TASK INSTRUCTIONS
**A)** In the excerpt on research exemptions, what type of review must an IRB conduct when the investigator records information so that subjects' identities can readily be ascertained?
**B)** List every activity that the excerpt on research exemptions gives as an example of a benign behavioral intervention.
**C)** Repeat the part of the excerpt on research exemptions that opens with the words containing "1. The information" and closes with "required by §__.111(a)(7).".

Benign Interventions with Adults Only

Research involving benign behavioral interventions in conjunction with the collection of information from an adult subject through verbal or written responses (including data entry) or audiovisual recording if the subject prospectively agrees to the intervention and information collection and at least one of the following criteria is met:

  1. The information obtained is recorded by the investigator in such a manner that the identity of the human subjects cannot readily be ascertained, directly or through identifiers linked to the subjects;
  2. Any disclosure of the human subjects’ responses outside the research would not reasonably place the subjects at risk of criminal or civil liability or be damaging to the subjects’ financial standing, employability, educational advancement, or reputation; or
  3. The information obtained is recorded by the investigator in such a manner that the identity of the human subjects can readily be ascertained, directly or through identifiers linked to the subjects, and an IRB conducts a limited IRB review to make the determination required by §__.111(a)(7).

*For the purpose of this provision, “benign behavioral interventions” are brief in duration, harmless, painless, not physically invasive, not likely to have a significant adverse lasting impact on the subjects, and the investigator has no reason to think the subjects will find the interventions offensive or embarrassing. Provided all such criteria are met, examples of such benign behavioral interventions would include having the subjects play an online game, having them solve puzzles under various noise conditions, or having them decide how to allocate a nominal amount of received cash between themselves and someone else.

* If the research involves deceiving the subjects regarding the nature or purposes of the research, this exemption is not applicable unless the subject authorizes the deception through a prospective agreement to participate in research in circumstances in which the subject is informed that he or she will be unaware of or misled regarding the nature or purposes of the research.

Secondary Research

Secondary research for which consent is not required: Secondary research uses of identifiable private information or identifiable biospecimens, if at least one of the following criteria is met:

  1. The identifiable private information or identifiable biospecimens are publicly available;
  2. Information, which may include information about biospecimens, is recorded by the investigator in such a manner that the identity of the human subjects cannot readily be ascertained directly or through identifiers linked to the subjects, the investigator does not contact the subjects, and the investigator will not re-identify subjects;
  3. The research involves only information collection and analysis involving the investigator’s use of identifiable health information when that use is regulated under 45 CFR parts 160 and 164, subparts A and E, for the purposes of “health care operations” or “research” as those terms are defined at 45 CFR 164.501 or for “public health activities and purposes” as described under 45 CFR 164.512(b); or
  4. The research is conducted by, or on behalf of, a Federal department or agency using government-generated or government-collected information obtained for non-research activities, if the research generates identifiable private information that is or will be maintained on information technology that is subject to and in compliance with section 208(b) of the E-Government Act of 2002, 44 U.S.C. 3501 note, if all of the identifiable private information collected, used, or generated as part of the activity will be maintained in systems of records subject to the Privacy Act of 1974, 5 U.S.C. 552a, and, if applicable, the information used in the research was collected subject to the Paperwork Reduction Act of 1995, 44 U.S.C. 3501 et seq.

DATA SECTION
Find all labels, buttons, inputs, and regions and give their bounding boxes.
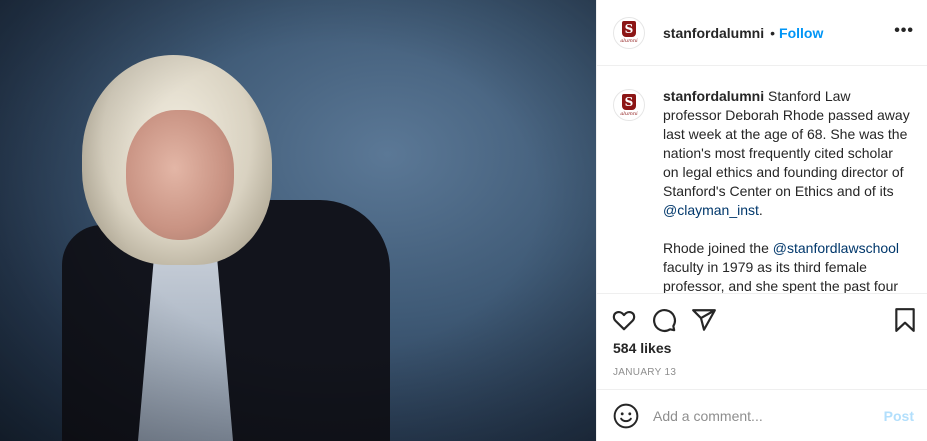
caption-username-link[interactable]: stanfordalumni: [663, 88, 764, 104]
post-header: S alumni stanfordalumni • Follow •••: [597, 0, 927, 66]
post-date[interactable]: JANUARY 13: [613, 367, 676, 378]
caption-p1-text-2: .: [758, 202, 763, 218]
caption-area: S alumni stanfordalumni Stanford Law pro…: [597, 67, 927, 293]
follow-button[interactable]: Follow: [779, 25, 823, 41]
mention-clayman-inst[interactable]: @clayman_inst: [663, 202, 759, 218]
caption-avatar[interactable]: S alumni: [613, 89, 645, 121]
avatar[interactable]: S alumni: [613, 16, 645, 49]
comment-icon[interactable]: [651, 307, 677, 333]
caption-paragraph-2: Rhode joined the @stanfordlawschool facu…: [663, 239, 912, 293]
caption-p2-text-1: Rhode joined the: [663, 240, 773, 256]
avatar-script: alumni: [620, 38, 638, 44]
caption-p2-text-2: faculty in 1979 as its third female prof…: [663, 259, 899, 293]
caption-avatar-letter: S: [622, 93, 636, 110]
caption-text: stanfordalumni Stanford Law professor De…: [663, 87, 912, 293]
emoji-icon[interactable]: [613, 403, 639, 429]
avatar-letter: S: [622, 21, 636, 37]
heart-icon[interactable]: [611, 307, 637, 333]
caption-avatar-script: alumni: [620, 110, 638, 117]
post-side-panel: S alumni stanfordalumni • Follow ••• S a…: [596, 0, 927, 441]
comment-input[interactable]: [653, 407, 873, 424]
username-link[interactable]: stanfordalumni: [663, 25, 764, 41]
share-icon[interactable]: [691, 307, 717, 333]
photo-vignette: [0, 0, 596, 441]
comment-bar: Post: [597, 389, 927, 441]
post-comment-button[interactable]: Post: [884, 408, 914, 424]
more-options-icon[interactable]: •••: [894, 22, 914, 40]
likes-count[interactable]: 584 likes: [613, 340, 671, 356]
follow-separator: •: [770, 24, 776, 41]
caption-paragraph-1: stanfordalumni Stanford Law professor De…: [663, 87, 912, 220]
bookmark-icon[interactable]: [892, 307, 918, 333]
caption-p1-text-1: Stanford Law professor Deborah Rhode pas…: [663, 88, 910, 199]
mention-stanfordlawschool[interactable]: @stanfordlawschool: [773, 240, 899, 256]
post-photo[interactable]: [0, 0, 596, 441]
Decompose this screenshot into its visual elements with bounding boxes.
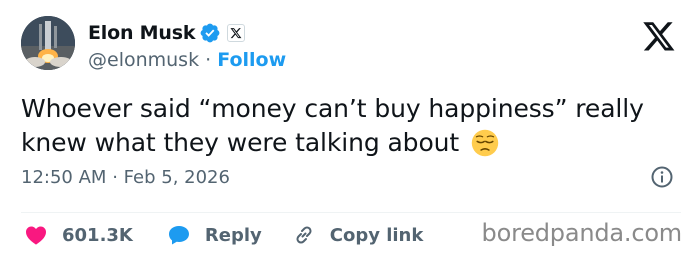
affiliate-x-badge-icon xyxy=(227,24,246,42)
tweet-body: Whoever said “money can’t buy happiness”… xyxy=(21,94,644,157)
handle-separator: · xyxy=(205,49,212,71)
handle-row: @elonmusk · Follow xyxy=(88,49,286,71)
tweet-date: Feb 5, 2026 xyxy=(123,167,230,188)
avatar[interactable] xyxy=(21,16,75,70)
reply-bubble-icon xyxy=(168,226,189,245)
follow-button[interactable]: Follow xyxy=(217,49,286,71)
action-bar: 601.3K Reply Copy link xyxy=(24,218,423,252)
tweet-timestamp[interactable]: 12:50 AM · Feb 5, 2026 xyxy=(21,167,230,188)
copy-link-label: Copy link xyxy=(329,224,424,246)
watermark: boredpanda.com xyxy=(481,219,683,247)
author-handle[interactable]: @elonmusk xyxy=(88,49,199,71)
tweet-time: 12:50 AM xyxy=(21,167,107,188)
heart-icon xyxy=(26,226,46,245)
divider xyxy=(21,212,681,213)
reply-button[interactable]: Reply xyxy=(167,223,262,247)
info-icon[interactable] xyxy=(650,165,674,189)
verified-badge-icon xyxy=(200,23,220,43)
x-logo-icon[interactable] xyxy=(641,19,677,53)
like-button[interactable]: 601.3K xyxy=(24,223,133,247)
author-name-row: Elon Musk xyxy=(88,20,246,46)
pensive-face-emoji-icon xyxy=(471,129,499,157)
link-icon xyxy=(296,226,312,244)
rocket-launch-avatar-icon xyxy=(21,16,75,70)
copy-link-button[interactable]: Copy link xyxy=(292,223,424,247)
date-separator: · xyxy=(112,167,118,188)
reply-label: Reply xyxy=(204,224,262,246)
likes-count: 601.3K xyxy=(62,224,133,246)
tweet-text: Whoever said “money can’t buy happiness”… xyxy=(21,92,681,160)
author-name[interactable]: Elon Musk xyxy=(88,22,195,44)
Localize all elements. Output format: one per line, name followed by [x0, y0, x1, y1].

==

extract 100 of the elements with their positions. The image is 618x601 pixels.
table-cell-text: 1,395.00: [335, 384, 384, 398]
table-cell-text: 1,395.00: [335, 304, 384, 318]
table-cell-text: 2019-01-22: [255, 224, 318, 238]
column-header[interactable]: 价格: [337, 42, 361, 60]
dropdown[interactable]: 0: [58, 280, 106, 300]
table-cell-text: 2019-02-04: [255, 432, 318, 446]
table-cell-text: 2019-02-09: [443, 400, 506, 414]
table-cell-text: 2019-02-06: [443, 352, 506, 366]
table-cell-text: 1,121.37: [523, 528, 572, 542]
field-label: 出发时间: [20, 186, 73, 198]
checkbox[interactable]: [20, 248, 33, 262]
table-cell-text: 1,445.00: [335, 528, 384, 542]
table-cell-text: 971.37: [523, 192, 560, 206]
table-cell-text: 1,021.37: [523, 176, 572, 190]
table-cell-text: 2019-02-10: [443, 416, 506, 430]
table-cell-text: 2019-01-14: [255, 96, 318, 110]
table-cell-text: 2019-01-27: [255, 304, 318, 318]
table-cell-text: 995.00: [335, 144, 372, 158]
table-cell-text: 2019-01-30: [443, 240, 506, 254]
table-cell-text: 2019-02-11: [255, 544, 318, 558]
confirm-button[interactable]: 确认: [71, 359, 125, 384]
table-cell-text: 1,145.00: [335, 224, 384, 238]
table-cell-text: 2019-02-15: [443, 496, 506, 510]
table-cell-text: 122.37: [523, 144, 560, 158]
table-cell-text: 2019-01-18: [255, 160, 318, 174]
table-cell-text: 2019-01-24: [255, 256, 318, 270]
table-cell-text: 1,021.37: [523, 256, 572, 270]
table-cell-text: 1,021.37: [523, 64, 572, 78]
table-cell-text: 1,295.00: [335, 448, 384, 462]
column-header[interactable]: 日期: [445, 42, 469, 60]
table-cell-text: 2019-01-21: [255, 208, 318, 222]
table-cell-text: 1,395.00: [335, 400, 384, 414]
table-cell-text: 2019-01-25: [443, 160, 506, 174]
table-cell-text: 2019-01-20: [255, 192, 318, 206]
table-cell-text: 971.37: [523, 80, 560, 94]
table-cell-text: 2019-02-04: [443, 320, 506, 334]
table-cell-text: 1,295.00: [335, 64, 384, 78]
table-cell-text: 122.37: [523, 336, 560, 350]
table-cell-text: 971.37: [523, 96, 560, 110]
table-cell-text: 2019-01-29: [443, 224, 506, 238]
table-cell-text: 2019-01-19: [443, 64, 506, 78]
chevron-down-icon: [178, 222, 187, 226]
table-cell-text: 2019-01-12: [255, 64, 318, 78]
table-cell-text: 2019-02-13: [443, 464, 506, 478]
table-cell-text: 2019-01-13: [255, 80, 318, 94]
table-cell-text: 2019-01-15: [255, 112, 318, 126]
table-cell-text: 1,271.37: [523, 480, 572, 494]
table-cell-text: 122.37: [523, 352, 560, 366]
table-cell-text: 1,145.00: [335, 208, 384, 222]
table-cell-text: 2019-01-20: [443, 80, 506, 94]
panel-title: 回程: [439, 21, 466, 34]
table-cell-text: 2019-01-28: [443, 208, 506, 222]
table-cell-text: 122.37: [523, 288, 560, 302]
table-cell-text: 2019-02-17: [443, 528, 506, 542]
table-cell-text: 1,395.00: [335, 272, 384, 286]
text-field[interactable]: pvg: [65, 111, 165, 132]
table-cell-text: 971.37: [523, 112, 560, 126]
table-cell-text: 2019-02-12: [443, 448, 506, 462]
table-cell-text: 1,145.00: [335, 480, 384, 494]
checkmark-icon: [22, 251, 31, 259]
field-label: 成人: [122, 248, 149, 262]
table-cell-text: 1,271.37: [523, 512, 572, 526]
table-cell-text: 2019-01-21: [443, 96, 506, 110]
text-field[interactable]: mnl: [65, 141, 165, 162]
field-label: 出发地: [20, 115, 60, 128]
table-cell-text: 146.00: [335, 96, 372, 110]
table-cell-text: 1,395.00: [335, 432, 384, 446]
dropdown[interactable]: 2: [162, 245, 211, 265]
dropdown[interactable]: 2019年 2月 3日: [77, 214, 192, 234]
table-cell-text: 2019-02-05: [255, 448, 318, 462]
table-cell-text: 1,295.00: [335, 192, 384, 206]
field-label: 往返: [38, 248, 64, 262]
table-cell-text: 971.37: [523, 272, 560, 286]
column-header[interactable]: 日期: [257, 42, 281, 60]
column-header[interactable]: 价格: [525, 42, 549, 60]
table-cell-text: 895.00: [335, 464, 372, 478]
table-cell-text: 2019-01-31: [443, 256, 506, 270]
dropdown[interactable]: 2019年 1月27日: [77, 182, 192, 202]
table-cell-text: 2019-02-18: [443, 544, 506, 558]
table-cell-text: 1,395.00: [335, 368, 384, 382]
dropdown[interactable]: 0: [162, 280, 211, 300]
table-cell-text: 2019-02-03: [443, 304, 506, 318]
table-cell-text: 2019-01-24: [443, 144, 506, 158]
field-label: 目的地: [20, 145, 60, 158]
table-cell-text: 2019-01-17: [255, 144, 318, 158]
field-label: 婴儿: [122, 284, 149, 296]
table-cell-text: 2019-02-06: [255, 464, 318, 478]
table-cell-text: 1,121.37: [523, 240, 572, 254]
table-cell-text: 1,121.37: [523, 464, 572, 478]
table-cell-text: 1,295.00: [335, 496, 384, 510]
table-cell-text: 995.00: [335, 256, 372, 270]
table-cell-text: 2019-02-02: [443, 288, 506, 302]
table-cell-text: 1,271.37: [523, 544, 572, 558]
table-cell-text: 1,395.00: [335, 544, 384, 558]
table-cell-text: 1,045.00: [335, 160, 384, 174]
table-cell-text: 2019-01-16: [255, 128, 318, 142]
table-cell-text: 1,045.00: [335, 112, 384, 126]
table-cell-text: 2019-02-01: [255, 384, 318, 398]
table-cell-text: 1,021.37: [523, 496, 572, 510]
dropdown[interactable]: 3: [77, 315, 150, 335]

EXPECTED ANSWERS
**A)** A limited IRB review.

**B)**
- Having the subjects play an online game
- Having them solve puzzles under various noise conditions
- Having them decide how to allocate a nominal amount of received cash between themselves and someone else

**C)**
1. The information obtained is recorded by the investigator in such a manner that the identity of the human subjects cannot readily be ascertained, directly or through identifiers linked to the subjects;
  2. Any disclosure of the human subjects’ responses outside the research would not reasonably place the subjects at risk of criminal or civil liability or be damaging to the subjects’ financial standing, employability, educational advancement, or reputation; or
  3. The information obtained is recorded by the investigator in such a manner that the identity of the human subjects can readily be ascertained, directly or through identifiers linked to the subjects, and an IRB conducts a limited IRB review to make the determination required by §__.111(a)(7).